> [Prompt] Single out the lines that include the word "title". Copy them.

Stored entries:
◇ ◇ ◇ ◇

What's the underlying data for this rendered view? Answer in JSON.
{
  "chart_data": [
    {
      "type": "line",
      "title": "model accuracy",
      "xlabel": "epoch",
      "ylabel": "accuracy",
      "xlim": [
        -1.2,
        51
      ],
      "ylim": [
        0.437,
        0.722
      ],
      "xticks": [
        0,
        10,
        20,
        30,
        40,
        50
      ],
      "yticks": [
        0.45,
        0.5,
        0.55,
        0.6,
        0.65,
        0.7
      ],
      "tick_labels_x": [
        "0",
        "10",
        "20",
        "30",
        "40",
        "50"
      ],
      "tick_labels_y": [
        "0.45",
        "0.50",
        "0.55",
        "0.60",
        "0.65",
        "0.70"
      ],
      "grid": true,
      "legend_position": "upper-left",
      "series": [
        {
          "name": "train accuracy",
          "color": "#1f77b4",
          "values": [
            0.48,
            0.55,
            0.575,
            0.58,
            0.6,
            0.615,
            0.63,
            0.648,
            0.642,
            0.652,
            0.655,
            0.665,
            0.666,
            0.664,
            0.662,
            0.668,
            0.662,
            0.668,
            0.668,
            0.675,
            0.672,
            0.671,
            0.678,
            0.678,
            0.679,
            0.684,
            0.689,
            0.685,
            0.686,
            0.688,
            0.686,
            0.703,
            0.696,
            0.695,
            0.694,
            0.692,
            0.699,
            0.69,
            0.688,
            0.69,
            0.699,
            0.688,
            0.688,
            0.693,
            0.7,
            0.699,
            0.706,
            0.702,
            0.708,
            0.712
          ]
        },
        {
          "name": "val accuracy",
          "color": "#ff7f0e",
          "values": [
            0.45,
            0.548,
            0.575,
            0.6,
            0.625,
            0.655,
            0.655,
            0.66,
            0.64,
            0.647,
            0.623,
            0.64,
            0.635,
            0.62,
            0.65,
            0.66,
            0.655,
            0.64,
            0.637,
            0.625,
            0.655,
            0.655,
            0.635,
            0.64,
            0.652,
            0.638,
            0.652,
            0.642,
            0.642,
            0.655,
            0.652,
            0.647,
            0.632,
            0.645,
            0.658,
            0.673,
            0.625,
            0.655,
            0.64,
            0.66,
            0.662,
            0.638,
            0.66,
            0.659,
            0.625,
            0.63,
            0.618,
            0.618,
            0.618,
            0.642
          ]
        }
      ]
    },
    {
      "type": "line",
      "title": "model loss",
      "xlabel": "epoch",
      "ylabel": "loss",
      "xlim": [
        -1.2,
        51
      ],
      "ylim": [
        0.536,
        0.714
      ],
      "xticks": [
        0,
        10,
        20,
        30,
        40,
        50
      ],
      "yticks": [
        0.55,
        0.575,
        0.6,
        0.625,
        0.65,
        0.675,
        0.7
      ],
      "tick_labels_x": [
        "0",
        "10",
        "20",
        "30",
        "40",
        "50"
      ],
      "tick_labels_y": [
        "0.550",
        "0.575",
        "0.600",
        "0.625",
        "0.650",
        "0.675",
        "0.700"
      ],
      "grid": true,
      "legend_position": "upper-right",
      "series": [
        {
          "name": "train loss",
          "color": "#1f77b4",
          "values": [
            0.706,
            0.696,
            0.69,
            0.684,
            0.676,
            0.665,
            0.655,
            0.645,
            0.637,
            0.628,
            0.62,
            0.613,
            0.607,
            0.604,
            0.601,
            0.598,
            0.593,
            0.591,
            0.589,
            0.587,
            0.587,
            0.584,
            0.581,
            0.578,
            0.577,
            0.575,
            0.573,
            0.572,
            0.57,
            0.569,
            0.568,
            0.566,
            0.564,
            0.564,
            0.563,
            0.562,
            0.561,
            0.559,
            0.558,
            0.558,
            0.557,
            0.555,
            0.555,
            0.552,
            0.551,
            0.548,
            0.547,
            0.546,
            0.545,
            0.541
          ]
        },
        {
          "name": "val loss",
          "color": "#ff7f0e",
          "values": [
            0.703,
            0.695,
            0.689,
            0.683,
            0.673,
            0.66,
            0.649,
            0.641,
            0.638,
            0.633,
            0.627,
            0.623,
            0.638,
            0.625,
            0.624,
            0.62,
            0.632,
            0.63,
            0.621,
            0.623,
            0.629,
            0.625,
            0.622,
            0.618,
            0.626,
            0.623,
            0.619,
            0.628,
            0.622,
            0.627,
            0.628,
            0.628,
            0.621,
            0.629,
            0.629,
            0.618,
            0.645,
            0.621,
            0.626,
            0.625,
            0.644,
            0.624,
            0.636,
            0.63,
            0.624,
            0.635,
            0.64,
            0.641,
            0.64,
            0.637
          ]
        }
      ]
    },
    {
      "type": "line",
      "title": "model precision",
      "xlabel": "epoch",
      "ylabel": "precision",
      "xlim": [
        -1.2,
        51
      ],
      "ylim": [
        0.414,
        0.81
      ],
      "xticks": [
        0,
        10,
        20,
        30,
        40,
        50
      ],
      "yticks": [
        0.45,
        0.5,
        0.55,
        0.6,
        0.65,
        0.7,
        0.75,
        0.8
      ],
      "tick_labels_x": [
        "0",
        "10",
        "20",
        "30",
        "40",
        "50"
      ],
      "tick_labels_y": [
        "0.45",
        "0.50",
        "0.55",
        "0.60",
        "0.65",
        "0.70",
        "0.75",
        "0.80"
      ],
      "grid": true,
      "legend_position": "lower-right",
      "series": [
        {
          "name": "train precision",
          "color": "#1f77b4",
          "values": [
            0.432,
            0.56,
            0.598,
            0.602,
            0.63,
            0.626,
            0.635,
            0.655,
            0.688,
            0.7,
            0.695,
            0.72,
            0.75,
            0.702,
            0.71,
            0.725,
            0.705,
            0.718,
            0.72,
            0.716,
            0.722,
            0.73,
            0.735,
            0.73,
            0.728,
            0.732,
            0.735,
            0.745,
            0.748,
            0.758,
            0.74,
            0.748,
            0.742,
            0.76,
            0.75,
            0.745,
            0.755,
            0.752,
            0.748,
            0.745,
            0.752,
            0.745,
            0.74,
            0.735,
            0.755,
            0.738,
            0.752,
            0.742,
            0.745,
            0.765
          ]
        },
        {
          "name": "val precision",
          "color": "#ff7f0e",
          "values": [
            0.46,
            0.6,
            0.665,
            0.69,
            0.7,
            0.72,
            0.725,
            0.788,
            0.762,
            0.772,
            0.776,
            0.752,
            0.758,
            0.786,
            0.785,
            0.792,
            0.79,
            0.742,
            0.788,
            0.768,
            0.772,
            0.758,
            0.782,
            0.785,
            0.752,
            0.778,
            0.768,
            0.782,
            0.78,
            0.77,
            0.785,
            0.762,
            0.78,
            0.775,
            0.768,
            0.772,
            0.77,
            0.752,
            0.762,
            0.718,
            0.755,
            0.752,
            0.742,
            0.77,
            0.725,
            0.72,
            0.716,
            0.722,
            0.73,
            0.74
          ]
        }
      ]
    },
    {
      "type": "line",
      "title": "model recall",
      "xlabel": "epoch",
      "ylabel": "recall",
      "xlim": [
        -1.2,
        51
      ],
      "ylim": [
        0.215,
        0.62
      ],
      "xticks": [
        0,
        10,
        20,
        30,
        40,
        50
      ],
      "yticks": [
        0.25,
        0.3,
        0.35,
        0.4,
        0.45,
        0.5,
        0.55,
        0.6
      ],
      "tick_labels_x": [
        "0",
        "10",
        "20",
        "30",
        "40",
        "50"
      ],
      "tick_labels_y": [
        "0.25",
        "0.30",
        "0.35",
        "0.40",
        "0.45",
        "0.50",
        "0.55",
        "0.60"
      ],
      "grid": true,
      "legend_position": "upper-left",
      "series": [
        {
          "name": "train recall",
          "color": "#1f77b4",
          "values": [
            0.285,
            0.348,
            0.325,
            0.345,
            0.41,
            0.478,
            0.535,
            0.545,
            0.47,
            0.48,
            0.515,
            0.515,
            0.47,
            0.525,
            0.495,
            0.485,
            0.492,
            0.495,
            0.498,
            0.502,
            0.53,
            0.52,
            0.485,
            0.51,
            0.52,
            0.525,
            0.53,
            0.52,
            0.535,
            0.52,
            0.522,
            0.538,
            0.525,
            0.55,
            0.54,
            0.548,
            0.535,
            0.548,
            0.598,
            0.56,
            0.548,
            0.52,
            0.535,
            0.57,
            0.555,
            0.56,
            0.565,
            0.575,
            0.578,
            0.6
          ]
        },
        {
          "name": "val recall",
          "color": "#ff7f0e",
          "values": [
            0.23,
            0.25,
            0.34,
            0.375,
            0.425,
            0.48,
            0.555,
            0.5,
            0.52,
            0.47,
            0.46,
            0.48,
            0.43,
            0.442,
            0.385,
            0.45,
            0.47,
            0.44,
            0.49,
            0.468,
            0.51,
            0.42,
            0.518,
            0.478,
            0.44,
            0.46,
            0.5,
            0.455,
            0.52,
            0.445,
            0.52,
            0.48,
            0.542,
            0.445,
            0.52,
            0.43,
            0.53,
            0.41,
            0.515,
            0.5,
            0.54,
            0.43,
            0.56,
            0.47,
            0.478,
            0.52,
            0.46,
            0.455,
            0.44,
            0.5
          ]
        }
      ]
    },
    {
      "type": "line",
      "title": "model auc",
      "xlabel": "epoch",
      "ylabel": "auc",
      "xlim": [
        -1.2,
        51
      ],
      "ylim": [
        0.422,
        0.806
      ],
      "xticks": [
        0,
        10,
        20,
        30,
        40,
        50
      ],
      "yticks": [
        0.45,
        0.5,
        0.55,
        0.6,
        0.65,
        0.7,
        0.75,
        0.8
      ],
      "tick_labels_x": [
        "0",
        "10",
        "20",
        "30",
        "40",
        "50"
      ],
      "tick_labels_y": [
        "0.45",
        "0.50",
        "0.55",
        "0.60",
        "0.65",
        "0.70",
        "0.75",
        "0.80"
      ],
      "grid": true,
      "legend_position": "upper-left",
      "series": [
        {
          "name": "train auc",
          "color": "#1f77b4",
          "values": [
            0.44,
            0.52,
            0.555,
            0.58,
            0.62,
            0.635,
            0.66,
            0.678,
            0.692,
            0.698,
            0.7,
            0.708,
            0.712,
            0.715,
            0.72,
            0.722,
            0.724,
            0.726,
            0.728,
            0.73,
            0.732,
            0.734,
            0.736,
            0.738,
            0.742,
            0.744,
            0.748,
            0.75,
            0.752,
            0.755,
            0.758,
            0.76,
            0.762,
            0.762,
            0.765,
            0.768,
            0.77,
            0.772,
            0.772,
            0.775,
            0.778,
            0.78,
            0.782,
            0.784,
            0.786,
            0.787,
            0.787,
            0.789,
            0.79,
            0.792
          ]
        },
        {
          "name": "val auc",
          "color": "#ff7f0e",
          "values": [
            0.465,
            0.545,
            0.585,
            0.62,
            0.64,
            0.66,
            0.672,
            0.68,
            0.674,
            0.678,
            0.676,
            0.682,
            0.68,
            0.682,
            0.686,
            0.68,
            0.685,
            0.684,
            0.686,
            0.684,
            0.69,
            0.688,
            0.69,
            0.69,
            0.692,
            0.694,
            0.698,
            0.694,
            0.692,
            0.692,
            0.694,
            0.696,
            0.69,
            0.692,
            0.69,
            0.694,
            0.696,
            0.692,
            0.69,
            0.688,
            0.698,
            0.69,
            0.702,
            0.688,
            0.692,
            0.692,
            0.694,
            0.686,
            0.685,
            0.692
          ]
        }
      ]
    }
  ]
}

◇ ◇ ◇ ◇

> [In response]
      "title": "model accuracy",
      "title": "model loss",
      "title": "model precision",
      "title": "model recall",
      "title": "model auc",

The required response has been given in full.